▶ Objective
Gather each line of the records where "type" appears.

▶ A run of records
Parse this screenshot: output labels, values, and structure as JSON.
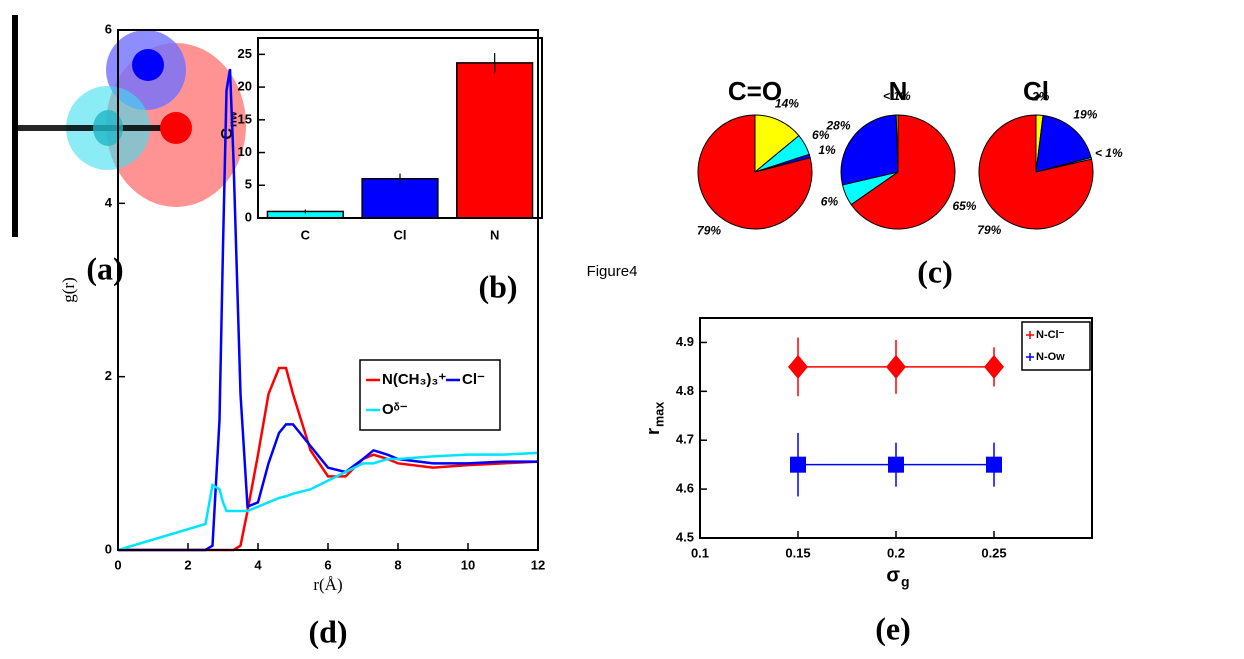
{
  "figure_title": "Figure4",
  "diagram": {
    "panel": "(a)"
  },
  "chart_data": [
    {
      "type": "bar",
      "panel": "(b)",
      "y_label": "C",
      "y_label_sub": "nw",
      "categories": [
        "C",
        "Cl",
        "N"
      ],
      "values": [
        1,
        6,
        23.7
      ],
      "errors": [
        0.3,
        0.8,
        1.5
      ],
      "colors": [
        "#00ffff",
        "#0000ff",
        "#ff0000"
      ],
      "ylim": [
        0,
        27.5
      ],
      "yticks": [
        0,
        5,
        10,
        15,
        20,
        25
      ]
    },
    {
      "type": "pie",
      "panel": "(c)",
      "pies": [
        {
          "title": "C=O",
          "values": [
            14,
            6,
            1,
            79
          ],
          "value_labels": [
            "14%",
            "6%",
            "1%",
            "79%"
          ],
          "colors": [
            "#ffff00",
            "#00ffff",
            "#0000ff",
            "#ff0000"
          ]
        },
        {
          "title": "N",
          "values": [
            65,
            6,
            28,
            0.5
          ],
          "value_labels": [
            "65%",
            "6%",
            "28%",
            "< 1%"
          ],
          "colors": [
            "#ff0000",
            "#00ffff",
            "#0000ff",
            "#ffff00"
          ]
        },
        {
          "title": "Cl",
          "values": [
            2,
            19,
            0.5,
            79
          ],
          "value_labels": [
            "2%",
            "19%",
            "< 1%",
            "79%"
          ],
          "colors": [
            "#ffff00",
            "#0000ff",
            "#00ffff",
            "#ff0000"
          ]
        }
      ]
    },
    {
      "type": "line",
      "panel": "(d)",
      "x_label": "r(Å)",
      "y_label": "g(r)",
      "x": [
        0,
        2.5,
        2.7,
        2.9,
        3.0,
        3.1,
        3.2,
        3.3,
        3.5,
        3.7,
        4.0,
        4.3,
        4.6,
        4.8,
        5.0,
        5.5,
        6.0,
        6.5,
        7.0,
        7.3,
        7.7,
        8.0,
        9,
        10,
        11,
        12
      ],
      "series": [
        {
          "name": "N(CH₃)₃⁺",
          "color": "#ff0000",
          "values": [
            0,
            0,
            0,
            0,
            0,
            0,
            0,
            0,
            0.05,
            0.45,
            1.1,
            1.8,
            2.1,
            2.1,
            1.8,
            1.15,
            0.85,
            0.85,
            1.05,
            1.1,
            1.05,
            1.0,
            0.95,
            0.98,
            1.0,
            1.02
          ]
        },
        {
          "name": "Cl⁻",
          "color": "#0000ff",
          "values": [
            0,
            0,
            0.05,
            1.5,
            3.5,
            5.3,
            5.55,
            4.5,
            1.8,
            0.5,
            0.55,
            1.0,
            1.35,
            1.45,
            1.45,
            1.2,
            0.95,
            0.9,
            1.05,
            1.15,
            1.1,
            1.05,
            1.0,
            1.0,
            1.02,
            1.02
          ]
        },
        {
          "name": "Oᵟ⁻",
          "color": "#00e5ff",
          "values": [
            0,
            0.3,
            0.75,
            0.7,
            0.55,
            0.45,
            0.45,
            0.45,
            0.45,
            0.45,
            0.5,
            0.55,
            0.6,
            0.62,
            0.65,
            0.7,
            0.8,
            0.9,
            1.0,
            1.0,
            1.05,
            1.05,
            1.08,
            1.1,
            1.1,
            1.12
          ]
        }
      ],
      "xlim": [
        0,
        12
      ],
      "xticks": [
        0,
        2,
        4,
        6,
        8,
        10,
        12
      ],
      "ylim": [
        0,
        6
      ],
      "yticks": [
        0,
        2,
        4,
        6
      ]
    },
    {
      "type": "scatter",
      "panel": "(e)",
      "x_label": "σ",
      "x_label_sub": "g",
      "y_label": "r",
      "y_label_sub": "max",
      "x": [
        0.15,
        0.2,
        0.25
      ],
      "series": [
        {
          "name": "N-Cl⁻",
          "color": "#ff0000",
          "marker": "diamond",
          "values": [
            4.85,
            4.85,
            4.85
          ],
          "errors": [
            0.06,
            0.055,
            0.04
          ]
        },
        {
          "name": "N-Ow",
          "color": "#0000ff",
          "marker": "square",
          "values": [
            4.65,
            4.65,
            4.65
          ],
          "errors": [
            0.065,
            0.045,
            0.045
          ]
        }
      ],
      "xlim": [
        0.1,
        0.3
      ],
      "xticks": [
        0.1,
        0.15,
        0.2,
        0.25
      ],
      "ylim": [
        4.5,
        4.95
      ],
      "yticks": [
        4.5,
        4.6,
        4.7,
        4.8,
        4.9
      ]
    }
  ]
}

▶ Task answer
      "type": "bar",
      "type": "pie",
      "type": "line",
      "type": "scatter",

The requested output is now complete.